Aim → Filter the records for lines holding the string "Inverzní".

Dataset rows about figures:
——

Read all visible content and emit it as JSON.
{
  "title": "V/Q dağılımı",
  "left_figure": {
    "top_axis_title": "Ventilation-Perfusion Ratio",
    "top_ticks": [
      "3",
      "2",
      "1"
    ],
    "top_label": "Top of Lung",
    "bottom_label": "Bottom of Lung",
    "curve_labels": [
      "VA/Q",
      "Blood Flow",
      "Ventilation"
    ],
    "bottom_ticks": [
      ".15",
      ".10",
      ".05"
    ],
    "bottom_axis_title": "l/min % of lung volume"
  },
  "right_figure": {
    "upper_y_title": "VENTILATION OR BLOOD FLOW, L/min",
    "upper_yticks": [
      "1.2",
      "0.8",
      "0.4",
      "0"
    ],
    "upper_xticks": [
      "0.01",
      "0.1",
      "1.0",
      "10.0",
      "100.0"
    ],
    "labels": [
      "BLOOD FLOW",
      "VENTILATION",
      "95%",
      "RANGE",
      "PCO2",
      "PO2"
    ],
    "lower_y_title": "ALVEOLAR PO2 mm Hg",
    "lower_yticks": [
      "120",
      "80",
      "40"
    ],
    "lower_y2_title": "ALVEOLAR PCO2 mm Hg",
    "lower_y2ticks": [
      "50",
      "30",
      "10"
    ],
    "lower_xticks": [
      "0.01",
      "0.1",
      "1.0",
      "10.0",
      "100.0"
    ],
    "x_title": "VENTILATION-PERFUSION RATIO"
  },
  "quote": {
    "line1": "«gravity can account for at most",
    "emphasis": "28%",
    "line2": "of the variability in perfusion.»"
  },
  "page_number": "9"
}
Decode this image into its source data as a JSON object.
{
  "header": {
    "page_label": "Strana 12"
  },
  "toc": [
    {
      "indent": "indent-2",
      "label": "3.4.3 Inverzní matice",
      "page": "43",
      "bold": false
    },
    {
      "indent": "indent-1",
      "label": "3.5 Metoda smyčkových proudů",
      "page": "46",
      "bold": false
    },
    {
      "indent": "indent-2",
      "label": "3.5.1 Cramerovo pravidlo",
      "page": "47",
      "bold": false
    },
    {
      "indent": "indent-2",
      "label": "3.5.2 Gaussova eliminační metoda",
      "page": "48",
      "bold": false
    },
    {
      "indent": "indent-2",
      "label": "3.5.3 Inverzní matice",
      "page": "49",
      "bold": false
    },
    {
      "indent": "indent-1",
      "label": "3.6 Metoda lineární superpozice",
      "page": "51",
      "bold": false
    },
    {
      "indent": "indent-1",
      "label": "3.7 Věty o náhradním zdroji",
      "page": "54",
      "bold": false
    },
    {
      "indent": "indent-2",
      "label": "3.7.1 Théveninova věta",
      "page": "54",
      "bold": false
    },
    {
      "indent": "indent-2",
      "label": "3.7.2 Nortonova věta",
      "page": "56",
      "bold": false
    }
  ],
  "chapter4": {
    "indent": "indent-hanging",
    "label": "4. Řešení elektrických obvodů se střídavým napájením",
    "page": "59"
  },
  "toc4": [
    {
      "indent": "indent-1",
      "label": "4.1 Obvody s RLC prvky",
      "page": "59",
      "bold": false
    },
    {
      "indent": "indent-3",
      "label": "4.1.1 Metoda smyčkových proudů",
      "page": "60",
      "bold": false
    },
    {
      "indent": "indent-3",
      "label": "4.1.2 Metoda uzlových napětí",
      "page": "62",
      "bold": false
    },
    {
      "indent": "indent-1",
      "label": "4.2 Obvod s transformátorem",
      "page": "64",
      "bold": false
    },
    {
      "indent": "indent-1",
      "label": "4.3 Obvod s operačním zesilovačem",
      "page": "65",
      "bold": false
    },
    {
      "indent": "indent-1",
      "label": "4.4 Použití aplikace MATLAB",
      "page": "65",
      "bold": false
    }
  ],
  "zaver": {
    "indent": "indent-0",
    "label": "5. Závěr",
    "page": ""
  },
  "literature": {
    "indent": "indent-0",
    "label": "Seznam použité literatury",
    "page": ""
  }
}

——

Solution for this problem →
      "label": "3.4.3 Inverzní matice",
      "label": "3.5.3 Inverzní matice",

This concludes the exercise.